### Problem details
Search the material for the word "pulse" and report each line where it turns up.

### Available records
--
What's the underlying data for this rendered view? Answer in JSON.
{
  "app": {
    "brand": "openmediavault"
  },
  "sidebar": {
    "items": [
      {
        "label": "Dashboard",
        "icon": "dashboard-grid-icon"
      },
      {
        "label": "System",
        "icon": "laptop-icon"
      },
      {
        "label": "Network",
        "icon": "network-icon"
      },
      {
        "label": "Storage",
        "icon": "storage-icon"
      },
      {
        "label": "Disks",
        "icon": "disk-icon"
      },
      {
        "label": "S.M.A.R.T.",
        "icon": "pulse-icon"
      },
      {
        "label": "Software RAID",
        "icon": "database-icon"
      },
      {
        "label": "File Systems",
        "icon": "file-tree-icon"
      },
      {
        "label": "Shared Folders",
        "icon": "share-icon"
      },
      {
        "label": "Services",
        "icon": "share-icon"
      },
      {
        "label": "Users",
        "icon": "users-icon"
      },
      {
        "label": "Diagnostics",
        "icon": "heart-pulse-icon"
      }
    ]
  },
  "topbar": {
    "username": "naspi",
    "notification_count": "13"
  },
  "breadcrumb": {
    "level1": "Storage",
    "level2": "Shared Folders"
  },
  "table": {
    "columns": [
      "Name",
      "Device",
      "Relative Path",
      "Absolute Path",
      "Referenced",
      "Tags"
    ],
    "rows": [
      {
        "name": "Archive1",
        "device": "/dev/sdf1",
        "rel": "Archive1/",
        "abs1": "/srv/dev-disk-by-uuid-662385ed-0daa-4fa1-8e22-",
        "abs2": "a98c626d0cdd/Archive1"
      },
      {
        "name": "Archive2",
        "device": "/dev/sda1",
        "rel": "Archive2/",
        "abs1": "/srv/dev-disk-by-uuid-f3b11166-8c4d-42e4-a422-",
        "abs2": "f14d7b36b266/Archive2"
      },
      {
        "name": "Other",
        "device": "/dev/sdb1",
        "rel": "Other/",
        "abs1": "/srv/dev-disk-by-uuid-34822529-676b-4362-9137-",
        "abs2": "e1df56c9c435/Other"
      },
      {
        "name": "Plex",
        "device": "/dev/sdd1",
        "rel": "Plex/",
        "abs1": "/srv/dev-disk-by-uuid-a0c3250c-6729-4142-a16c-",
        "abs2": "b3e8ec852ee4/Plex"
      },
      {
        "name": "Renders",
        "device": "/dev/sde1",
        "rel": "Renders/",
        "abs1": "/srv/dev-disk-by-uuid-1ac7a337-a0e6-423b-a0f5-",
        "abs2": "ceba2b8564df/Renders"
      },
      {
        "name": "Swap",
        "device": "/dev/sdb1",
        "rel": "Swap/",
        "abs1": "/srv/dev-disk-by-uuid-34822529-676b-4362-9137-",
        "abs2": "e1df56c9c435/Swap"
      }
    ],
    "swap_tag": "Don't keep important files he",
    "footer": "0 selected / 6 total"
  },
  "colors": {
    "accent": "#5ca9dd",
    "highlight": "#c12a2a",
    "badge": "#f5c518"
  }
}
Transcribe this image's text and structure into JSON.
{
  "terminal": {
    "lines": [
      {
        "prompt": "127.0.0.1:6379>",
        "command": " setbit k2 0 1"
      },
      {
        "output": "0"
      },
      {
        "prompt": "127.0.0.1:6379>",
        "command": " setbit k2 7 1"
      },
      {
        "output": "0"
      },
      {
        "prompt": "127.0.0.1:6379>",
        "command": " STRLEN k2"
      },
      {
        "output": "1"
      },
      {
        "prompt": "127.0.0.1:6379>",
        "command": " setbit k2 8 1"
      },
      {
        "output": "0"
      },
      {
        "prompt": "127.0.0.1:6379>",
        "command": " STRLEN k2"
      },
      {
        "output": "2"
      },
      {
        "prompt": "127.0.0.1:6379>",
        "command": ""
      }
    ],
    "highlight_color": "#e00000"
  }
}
--
### Answer to this task
        "icon": "pulse-icon"
        "icon": "heart-pulse-icon"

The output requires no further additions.